— Start —

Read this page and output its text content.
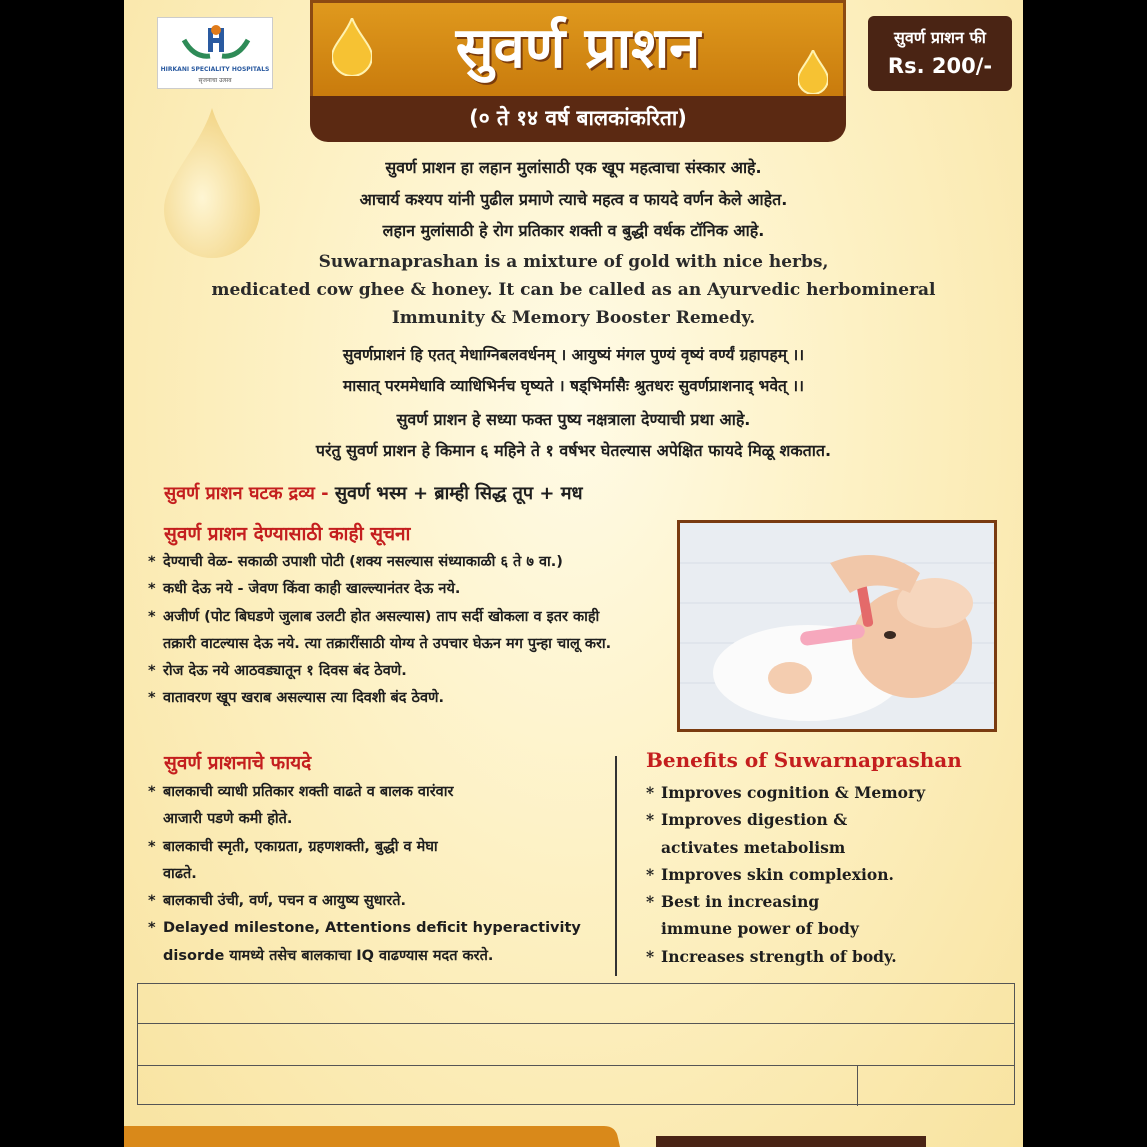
HIRKANI SPECIALITY HOSPITALS
सृजनाचा उत्सव	सुवर्ण प्राशन
(० ते १४ वर्ष बालकांकरिता)
सुवर्ण प्राशन फी
Rs. 200/-
सुवर्ण प्राशन हा लहान मुलांसाठी एक खूप महत्वाचा संस्कार आहे.
आचार्य कश्यप यांनी पुढील प्रमाणे त्याचे महत्व व फायदे वर्णन केले आहेत.
लहान मुलांसाठी हे रोग प्रतिकार शक्ती व बुद्धी वर्धक टॉनिक आहे.
Suwarnaprashan is a mixture of gold with nice herbs,
medicated cow ghee & honey. It can be called as an Ayurvedic herbomineral
Immunity & Memory Booster Remedy.
सुवर्णप्राशनं हि एतत् मेधाग्निबलवर्धनम् । आयुष्यं मंगल पुण्यं वृष्यं वर्ण्यं ग्रहापहम् ।।
मासात् परममेधावि व्याधिभिर्नच घृष्यते । षड्भिर्मासैः श्रुतधरः सुवर्णप्राशनाद् भवेत् ।।
सुवर्ण प्राशन हे सध्या फक्त पुष्य नक्षत्राला देण्याची प्रथा आहे.
परंतु सुवर्ण प्राशन हे किमान ६ महिने ते १ वर्षभर घेतल्यास अपेक्षित फायदे मिळू शकतात.
सुवर्ण प्राशन घटक द्रव्य - सुवर्ण भस्म + ब्राम्ही सिद्ध तूप + मध
सुवर्ण प्राशन देण्यासाठी काही सूचना
* देण्याची वेळ- सकाळी उपाशी पोटी (शक्य नसल्यास संध्याकाळी ६ ते ७ वा.)
* कधी देऊ नये - जेवण किंवा काही खाल्ल्यानंतर देऊ नये.
* अजीर्ण (पोट बिघडणे जुलाब उलटी होत असल्यास) ताप सर्दी खोकला व इतर काही तक्रारी वाटल्यास देऊ नये. त्या तक्रारींसाठी योग्य ते उपचार घेऊन मग पुन्हा चालू करा.
* रोज देऊ नये आठवड्यातून १ दिवस बंद ठेवणे.
* वातावरण खूप खराब असल्यास त्या दिवशी बंद ठेवणे.
सुवर्ण प्राशनाचे फायदे
* बालकाची व्याधी प्रतिकार शक्ती वाढते व बालक वारंवार आजारी पडणे कमी होते.
* बालकाची स्मृती, एकाग्रता, ग्रहणशक्ती, बुद्धी व मेघा वाढते.
* बालकाची उंची, वर्ण, पचन व आयुष्य सुधारते.
* Delayed milestone, Attentions deficit hyperactivity disorde यामध्ये तसेच बालकाचा IQ वाढण्यास मदत करते.
Benefits of Suwarnaprashan
* Improves cognition & Memory
* Improves digestion & activates metabolism
* Improves skin complexion.
* Best in increasing immune power of body
* Increases strength of body.
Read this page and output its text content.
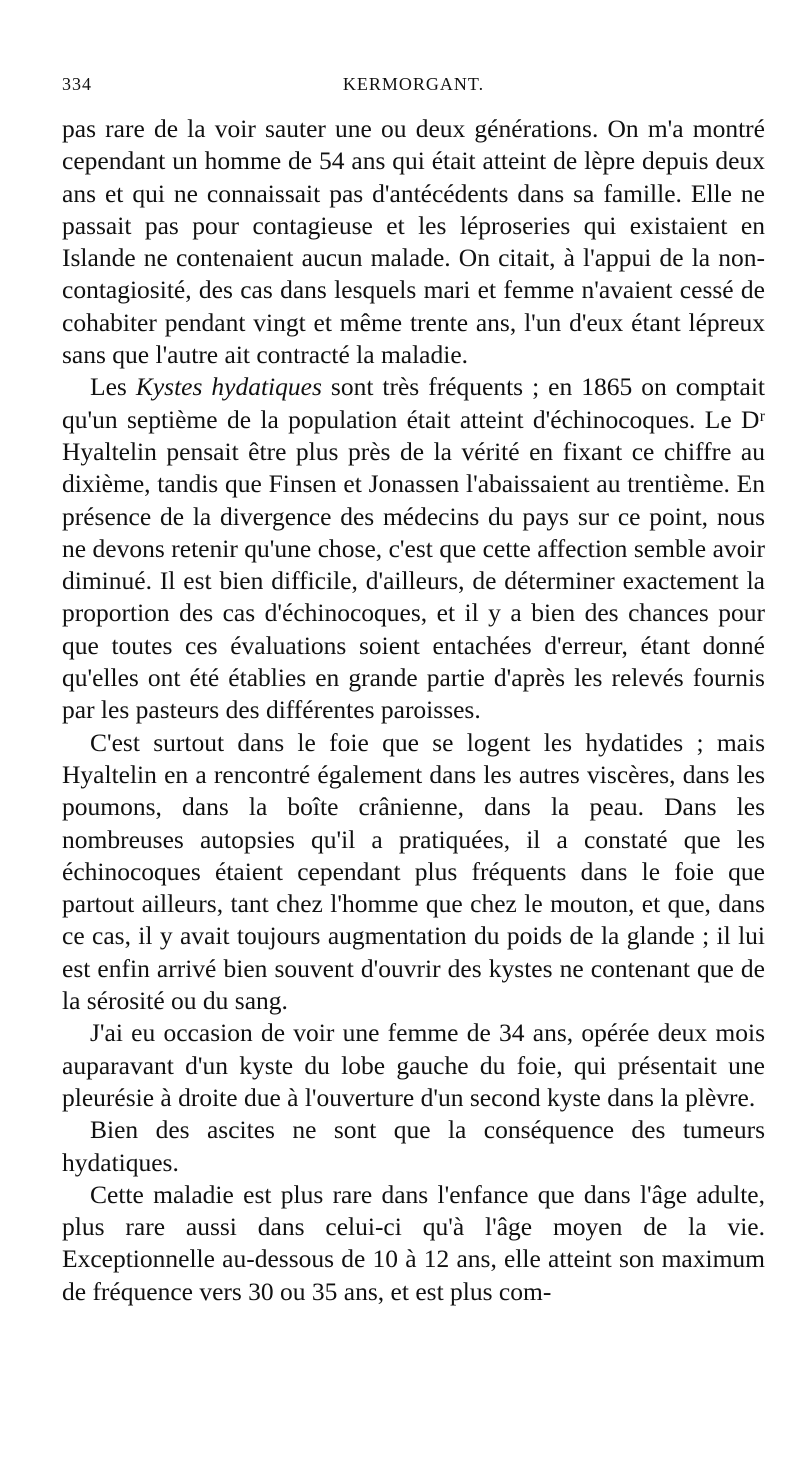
334	KERMORGANT.

pas rare de la voir sauter une ou deux générations. On m'a montré cependant un homme de 54 ans qui était atteint de lèpre depuis deux ans et qui ne connaissait pas d'antécédents dans sa famille. Elle ne passait pas pour contagieuse et les léproseries qui existaient en Islande ne contenaient aucun malade. On citait, à l'appui de la non-contagiosité, des cas dans lesquels mari et femme n'avaient cessé de cohabiter pendant vingt et même trente ans, l'un d'eux étant lépreux sans que l'autre ait contracté la maladie.

Les Kystes hydatiques sont très fréquents ; en 1865 on comptait qu'un septième de la population était atteint d'échinocoques. Le Dʳ Hyaltelin pensait être plus près de la vérité en fixant ce chiffre au dixième, tandis que Finsen et Jonassen l'abaissaient au trentième. En présence de la divergence des médecins du pays sur ce point, nous ne devons retenir qu'une chose, c'est que cette affection semble avoir diminué. Il est bien difficile, d'ailleurs, de déterminer exactement la proportion des cas d'échinocoques, et il y a bien des chances pour que toutes ces évaluations soient entachées d'erreur, étant donné qu'elles ont été établies en grande partie d'après les relevés fournis par les pasteurs des différentes paroisses.

C'est surtout dans le foie que se logent les hydatides ; mais Hyaltelin en a rencontré également dans les autres viscères, dans les poumons, dans la boîte crânienne, dans la peau. Dans les nombreuses autopsies qu'il a pratiquées, il a constaté que les échinocoques étaient cependant plus fréquents dans le foie que partout ailleurs, tant chez l'homme que chez le mouton, et que, dans ce cas, il y avait toujours augmentation du poids de la glande ; il lui est enfin arrivé bien souvent d'ouvrir des kystes ne contenant que de la sérosité ou du sang.

J'ai eu occasion de voir une femme de 34 ans, opérée deux mois auparavant d'un kyste du lobe gauche du foie, qui présentait une pleurésie à droite due à l'ouverture d'un second kyste dans la plèvre.

Bien des ascites ne sont que la conséquence des tumeurs hydatiques.

Cette maladie est plus rare dans l'enfance que dans l'âge adulte, plus rare aussi dans celui-ci qu'à l'âge moyen de la vie. Exceptionnelle au-dessous de 10 à 12 ans, elle atteint son maximum de fréquence vers 30 ou 35 ans, et est plus com-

— End —

Look for the word "Suwarnaprashan" and return every line where it occurs.

> [FULL RESPONSE]:
Suwarnaprashan is a mixture of gold with nice herbs,
Benefits of Suwarnaprashan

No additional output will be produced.